**TASK REQUIREMENTS**.
Reproduce all entries word for word.

▬▬▬▬▬▬▬▬▬▬

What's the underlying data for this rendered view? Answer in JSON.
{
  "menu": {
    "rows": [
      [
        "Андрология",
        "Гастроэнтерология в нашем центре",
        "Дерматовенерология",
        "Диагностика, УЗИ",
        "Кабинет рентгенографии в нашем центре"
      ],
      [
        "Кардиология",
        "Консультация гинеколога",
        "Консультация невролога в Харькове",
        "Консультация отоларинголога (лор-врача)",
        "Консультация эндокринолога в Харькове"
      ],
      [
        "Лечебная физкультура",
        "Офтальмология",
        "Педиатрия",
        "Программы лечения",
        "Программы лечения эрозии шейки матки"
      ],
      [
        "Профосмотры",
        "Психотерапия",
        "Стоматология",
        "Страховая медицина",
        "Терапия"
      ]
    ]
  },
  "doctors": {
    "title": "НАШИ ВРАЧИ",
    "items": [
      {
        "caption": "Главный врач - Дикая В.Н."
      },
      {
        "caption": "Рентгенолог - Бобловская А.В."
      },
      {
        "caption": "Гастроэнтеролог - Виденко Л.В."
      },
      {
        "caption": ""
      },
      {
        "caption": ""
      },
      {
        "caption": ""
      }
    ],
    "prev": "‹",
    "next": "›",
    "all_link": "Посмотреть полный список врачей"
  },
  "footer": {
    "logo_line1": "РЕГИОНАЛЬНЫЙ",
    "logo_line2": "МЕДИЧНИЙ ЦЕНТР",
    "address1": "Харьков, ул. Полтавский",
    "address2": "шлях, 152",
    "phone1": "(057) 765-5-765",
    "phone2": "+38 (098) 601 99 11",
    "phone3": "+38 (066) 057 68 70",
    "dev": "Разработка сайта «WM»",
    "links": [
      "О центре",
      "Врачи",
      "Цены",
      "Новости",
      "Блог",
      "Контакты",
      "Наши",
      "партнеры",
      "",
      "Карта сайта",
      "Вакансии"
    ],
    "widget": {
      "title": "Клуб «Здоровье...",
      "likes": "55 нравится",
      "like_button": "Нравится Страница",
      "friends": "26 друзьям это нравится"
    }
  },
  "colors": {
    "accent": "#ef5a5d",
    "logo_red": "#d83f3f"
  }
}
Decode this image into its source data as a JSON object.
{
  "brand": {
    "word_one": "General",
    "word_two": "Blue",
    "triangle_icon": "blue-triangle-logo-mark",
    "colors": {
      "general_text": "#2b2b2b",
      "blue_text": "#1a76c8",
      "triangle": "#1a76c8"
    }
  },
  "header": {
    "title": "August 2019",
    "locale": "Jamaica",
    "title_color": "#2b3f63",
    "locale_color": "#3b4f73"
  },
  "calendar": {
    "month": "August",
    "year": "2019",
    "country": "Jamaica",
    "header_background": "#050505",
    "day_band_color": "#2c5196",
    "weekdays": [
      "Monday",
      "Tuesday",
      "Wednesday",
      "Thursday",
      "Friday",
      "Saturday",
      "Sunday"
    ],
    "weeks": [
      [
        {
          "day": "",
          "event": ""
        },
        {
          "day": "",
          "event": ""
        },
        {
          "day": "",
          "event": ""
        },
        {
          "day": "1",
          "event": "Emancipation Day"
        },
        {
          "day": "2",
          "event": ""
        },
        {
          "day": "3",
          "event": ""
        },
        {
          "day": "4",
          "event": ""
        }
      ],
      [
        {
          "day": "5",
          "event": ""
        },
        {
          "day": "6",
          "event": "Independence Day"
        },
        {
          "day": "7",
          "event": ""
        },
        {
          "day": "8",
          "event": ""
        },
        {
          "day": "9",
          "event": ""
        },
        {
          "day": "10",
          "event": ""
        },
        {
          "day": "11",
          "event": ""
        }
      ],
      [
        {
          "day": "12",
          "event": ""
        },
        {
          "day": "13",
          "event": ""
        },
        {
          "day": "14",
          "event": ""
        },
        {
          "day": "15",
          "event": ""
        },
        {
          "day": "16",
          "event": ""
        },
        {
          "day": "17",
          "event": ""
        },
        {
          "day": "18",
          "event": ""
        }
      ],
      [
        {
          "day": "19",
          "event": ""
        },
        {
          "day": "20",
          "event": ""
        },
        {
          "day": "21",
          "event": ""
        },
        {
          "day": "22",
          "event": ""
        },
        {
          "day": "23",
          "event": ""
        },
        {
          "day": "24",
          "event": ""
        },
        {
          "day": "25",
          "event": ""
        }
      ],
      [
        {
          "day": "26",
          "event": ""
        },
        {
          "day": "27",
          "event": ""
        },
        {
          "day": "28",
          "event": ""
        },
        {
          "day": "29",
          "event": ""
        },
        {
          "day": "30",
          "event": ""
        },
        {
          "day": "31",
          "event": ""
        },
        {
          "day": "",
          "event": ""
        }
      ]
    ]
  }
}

▬▬▬▬▬▬▬▬▬▬

**ANSWER TO THIS EXERCISE**.
What's the underlying data for this rendered view? Answer in JSON.
{
  "menu": {
    "rows": [
      [
        "Андрология",
        "Гастроэнтерология в нашем центре",
        "Дерматовенерология",
        "Диагностика, УЗИ",
        "Кабинет рентгенографии в нашем центре"
      ],
      [
        "Кардиология",
        "Консультация гинеколога",
        "Консультация невролога в Харькове",
        "Консультация отоларинголога (лор-врача)",
        "Консультация эндокринолога в Харькове"
      ],
      [
        "Лечебная физкультура",
        "Офтальмология",
        "Педиатрия",
        "Программы лечения",
        "Программы лечения эрозии шейки матки"
      ],
      [
        "Профосмотры",
        "Психотерапия",
        "Стоматология",
        "Страховая медицина",
        "Терапия"
      ]
    ]
  },
  "doctors": {
    "title": "НАШИ ВРАЧИ",
    "items": [
      {
        "caption": "Главный врач - Дикая В.Н."
      },
      {
        "caption": "Рентгенолог - Бобловская А.В."
      },
      {
        "caption": "Гастроэнтеролог - Виденко Л.В."
      },
      {
        "caption": ""
      },
      {
        "caption": ""
      },
      {
        "caption": ""
      }
    ],
    "prev": "‹",
    "next": "›",
    "all_link": "Посмотреть полный список врачей"
  },
  "footer": {
    "logo_line1": "РЕГИОНАЛЬНЫЙ",
    "logo_line2": "МЕДИЧНИЙ ЦЕНТР",
    "address1": "Харьков, ул. Полтавский",
    "address2": "шлях, 152",
    "phone1": "(057) 765-5-765",
    "phone2": "+38 (098) 601 99 11",
    "phone3": "+38 (066) 057 68 70",
    "dev": "Разработка сайта «WM»",
    "links": [
      "О центре",
      "Врачи",
      "Цены",
      "Новости",
      "Блог",
      "Контакты",
      "Наши",
      "партнеры",
      "",
      "Карта сайта",
      "Вакансии"
    ],
    "widget": {
      "title": "Клуб «Здоровье...",
      "likes": "55 нравится",
      "like_button": "Нравится Страница",
      "friends": "26 друзьям это нравится"
    }
  },
  "colors": {
    "accent": "#ef5a5d",
    "logo_red": "#d83f3f"
  }
}
Decode this image into its source data as a JSON object.
{
  "brand": {
    "word_one": "General",
    "word_two": "Blue",
    "triangle_icon": "blue-triangle-logo-mark",
    "colors": {
      "general_text": "#2b2b2b",
      "blue_text": "#1a76c8",
      "triangle": "#1a76c8"
    }
  },
  "header": {
    "title": "August 2019",
    "locale": "Jamaica",
    "title_color": "#2b3f63",
    "locale_color": "#3b4f73"
  },
  "calendar": {
    "month": "August",
    "year": "2019",
    "country": "Jamaica",
    "header_background": "#050505",
    "day_band_color": "#2c5196",
    "weekdays": [
      "Monday",
      "Tuesday",
      "Wednesday",
      "Thursday",
      "Friday",
      "Saturday",
      "Sunday"
    ],
    "weeks": [
      [
        {
          "day": "",
          "event": ""
        },
        {
          "day": "",
          "event": ""
        },
        {
          "day": "",
          "event": ""
        },
        {
          "day": "1",
          "event": "Emancipation Day"
        },
        {
          "day": "2",
          "event": ""
        },
        {
          "day": "3",
          "event": ""
        },
        {
          "day": "4",
          "event": ""
        }
      ],
      [
        {
          "day": "5",
          "event": ""
        },
        {
          "day": "6",
          "event": "Independence Day"
        },
        {
          "day": "7",
          "event": ""
        },
        {
          "day": "8",
          "event": ""
        },
        {
          "day": "9",
          "event": ""
        },
        {
          "day": "10",
          "event": ""
        },
        {
          "day": "11",
          "event": ""
        }
      ],
      [
        {
          "day": "12",
          "event": ""
        },
        {
          "day": "13",
          "event": ""
        },
        {
          "day": "14",
          "event": ""
        },
        {
          "day": "15",
          "event": ""
        },
        {
          "day": "16",
          "event": ""
        },
        {
          "day": "17",
          "event": ""
        },
        {
          "day": "18",
          "event": ""
        }
      ],
      [
        {
          "day": "19",
          "event": ""
        },
        {
          "day": "20",
          "event": ""
        },
        {
          "day": "21",
          "event": ""
        },
        {
          "day": "22",
          "event": ""
        },
        {
          "day": "23",
          "event": ""
        },
        {
          "day": "24",
          "event": ""
        },
        {
          "day": "25",
          "event": ""
        }
      ],
      [
        {
          "day": "26",
          "event": ""
        },
        {
          "day": "27",
          "event": ""
        },
        {
          "day": "28",
          "event": ""
        },
        {
          "day": "29",
          "event": ""
        },
        {
          "day": "30",
          "event": ""
        },
        {
          "day": "31",
          "event": ""
        },
        {
          "day": "",
          "event": ""
        }
      ]
    ]
  }
}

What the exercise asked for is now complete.